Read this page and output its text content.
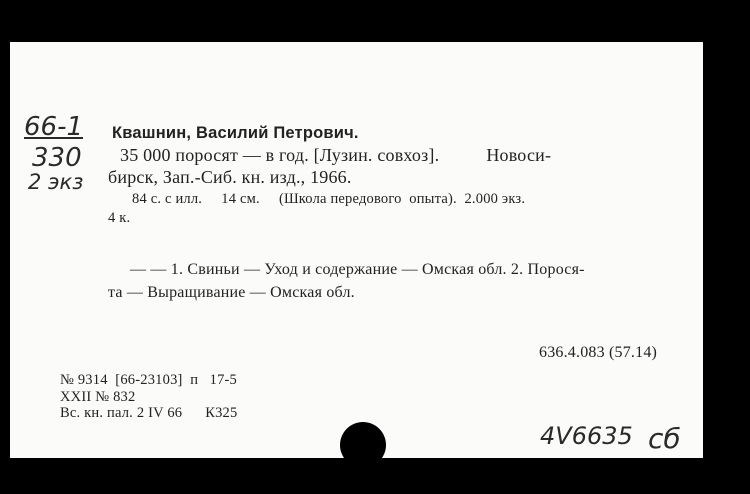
66-1
330
2 экз
Квашнин, Василий Петрович.
35 000 поросят — в год. [Лузин. совхоз].          Новоси-
бирск, Зап.-Сиб. кн. изд., 1966.
84 с. с илл.     14 см.     (Школа передового  опыта).  2.000 экз.
4 к.
— — 1. Свиньи — Уход и содержание — Омская обл. 2. Порося-
та — Выращивание — Омская обл.
636.4.083 (57.14)
№ 9314  [66-23103]  п   17-5
XXII № 832
Вс. кн. пал. 2 IV 66      К325
4V6635 сб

○ ○ ○ ○ ○ ○ ○

Quote every record above exactly, leaving out the pictures.

Task solution:
Read this page and output its text content.
66-1
330
2 экз
Квашнин, Василий Петрович.
35 000 поросят — в год. [Лузин. совхоз].          Новоси-
бирск, Зап.-Сиб. кн. изд., 1966.
84 с. с илл.     14 см.     (Школа передового  опыта).  2.000 экз.
4 к.
— — 1. Свиньи — Уход и содержание — Омская обл. 2. Порося-
та — Выращивание — Омская обл.
636.4.083 (57.14)
№ 9314  [66-23103]  п   17-5
XXII № 832
Вс. кн. пал. 2 IV 66      К325
4V6635 сб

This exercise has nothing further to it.